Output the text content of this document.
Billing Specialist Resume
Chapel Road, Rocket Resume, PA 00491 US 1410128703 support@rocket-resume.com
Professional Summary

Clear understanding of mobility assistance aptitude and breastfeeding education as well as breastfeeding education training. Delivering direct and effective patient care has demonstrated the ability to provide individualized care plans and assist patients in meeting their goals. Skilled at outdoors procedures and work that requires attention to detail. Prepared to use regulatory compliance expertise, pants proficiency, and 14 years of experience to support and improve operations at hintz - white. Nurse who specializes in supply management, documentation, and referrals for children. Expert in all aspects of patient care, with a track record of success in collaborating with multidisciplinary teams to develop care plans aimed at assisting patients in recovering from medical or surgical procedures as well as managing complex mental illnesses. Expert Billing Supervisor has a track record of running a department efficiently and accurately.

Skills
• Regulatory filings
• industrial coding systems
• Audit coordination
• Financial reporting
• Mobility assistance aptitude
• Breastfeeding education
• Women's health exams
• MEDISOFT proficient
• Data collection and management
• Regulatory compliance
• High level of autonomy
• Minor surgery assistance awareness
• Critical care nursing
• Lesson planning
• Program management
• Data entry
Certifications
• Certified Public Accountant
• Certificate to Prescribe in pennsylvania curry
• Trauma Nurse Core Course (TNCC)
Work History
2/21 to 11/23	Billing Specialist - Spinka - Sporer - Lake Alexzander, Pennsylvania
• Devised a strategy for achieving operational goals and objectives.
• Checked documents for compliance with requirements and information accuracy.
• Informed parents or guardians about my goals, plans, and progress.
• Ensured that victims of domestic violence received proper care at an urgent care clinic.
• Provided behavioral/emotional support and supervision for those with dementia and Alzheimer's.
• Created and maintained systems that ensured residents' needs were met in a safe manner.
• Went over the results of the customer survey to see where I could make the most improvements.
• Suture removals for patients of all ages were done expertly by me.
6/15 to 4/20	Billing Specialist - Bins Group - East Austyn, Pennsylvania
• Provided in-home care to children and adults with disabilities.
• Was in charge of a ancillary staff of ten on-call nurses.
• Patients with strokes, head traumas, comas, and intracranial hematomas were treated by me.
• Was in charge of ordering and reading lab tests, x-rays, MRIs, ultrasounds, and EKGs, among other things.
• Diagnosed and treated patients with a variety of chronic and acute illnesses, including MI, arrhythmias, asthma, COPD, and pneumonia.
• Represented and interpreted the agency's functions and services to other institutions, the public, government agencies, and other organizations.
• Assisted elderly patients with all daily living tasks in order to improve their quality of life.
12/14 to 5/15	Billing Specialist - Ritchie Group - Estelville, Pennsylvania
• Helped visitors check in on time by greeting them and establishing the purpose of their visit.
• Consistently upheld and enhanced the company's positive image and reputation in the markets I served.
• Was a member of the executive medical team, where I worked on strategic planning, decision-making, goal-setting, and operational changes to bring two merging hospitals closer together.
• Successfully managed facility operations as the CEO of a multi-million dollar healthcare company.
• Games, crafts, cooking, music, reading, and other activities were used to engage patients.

▶ [WHAT YOU SHOULD DO] Repeat every record, exactly as written.

▶ [WRITTEN REPLY]
Output the text content of this document.
Billing Specialist Resume
Chapel Road, Rocket Resume, PA 00491 US 1410128703 support@rocket-resume.com
Professional Summary

Clear understanding of mobility assistance aptitude and breastfeeding education as well as breastfeeding education training. Delivering direct and effective patient care has demonstrated the ability to provide individualized care plans and assist patients in meeting their goals. Skilled at outdoors procedures and work that requires attention to detail. Prepared to use regulatory compliance expertise, pants proficiency, and 14 years of experience to support and improve operations at hintz - white. Nurse who specializes in supply management, documentation, and referrals for children. Expert in all aspects of patient care, with a track record of success in collaborating with multidisciplinary teams to develop care plans aimed at assisting patients in recovering from medical or surgical procedures as well as managing complex mental illnesses. Expert Billing Supervisor has a track record of running a department efficiently and accurately.

Skills
• Regulatory filings
• industrial coding systems
• Audit coordination
• Financial reporting
• Mobility assistance aptitude
• Breastfeeding education
• Women's health exams
• MEDISOFT proficient
• Data collection and management
• Regulatory compliance
• High level of autonomy
• Minor surgery assistance awareness
• Critical care nursing
• Lesson planning
• Program management
• Data entry
Certifications
• Certified Public Accountant
• Certificate to Prescribe in pennsylvania curry
• Trauma Nurse Core Course (TNCC)
Work History
2/21 to 11/23	Billing Specialist - Spinka - Sporer - Lake Alexzander, Pennsylvania
• Devised a strategy for achieving operational goals and objectives.
• Checked documents for compliance with requirements and information accuracy.
• Informed parents or guardians about my goals, plans, and progress.
• Ensured that victims of domestic violence received proper care at an urgent care clinic.
• Provided behavioral/emotional support and supervision for those with dementia and Alzheimer's.
• Created and maintained systems that ensured residents' needs were met in a safe manner.
• Went over the results of the customer survey to see where I could make the most improvements.
• Suture removals for patients of all ages were done expertly by me.
6/15 to 4/20	Billing Specialist - Bins Group - East Austyn, Pennsylvania
• Provided in-home care to children and adults with disabilities.
• Was in charge of a ancillary staff of ten on-call nurses.
• Patients with strokes, head traumas, comas, and intracranial hematomas were treated by me.
• Was in charge of ordering and reading lab tests, x-rays, MRIs, ultrasounds, and EKGs, among other things.
• Diagnosed and treated patients with a variety of chronic and acute illnesses, including MI, arrhythmias, asthma, COPD, and pneumonia.
• Represented and interpreted the agency's functions and services to other institutions, the public, government agencies, and other organizations.
• Assisted elderly patients with all daily living tasks in order to improve their quality of life.
12/14 to 5/15	Billing Specialist - Ritchie Group - Estelville, Pennsylvania
• Helped visitors check in on time by greeting them and establishing the purpose of their visit.
• Consistently upheld and enhanced the company's positive image and reputation in the markets I served.
• Was a member of the executive medical team, where I worked on strategic planning, decision-making, goal-setting, and operational changes to bring two merging hospitals closer together.
• Successfully managed facility operations as the CEO of a multi-million dollar healthcare company.
• Games, crafts, cooking, music, reading, and other activities were used to engage patients.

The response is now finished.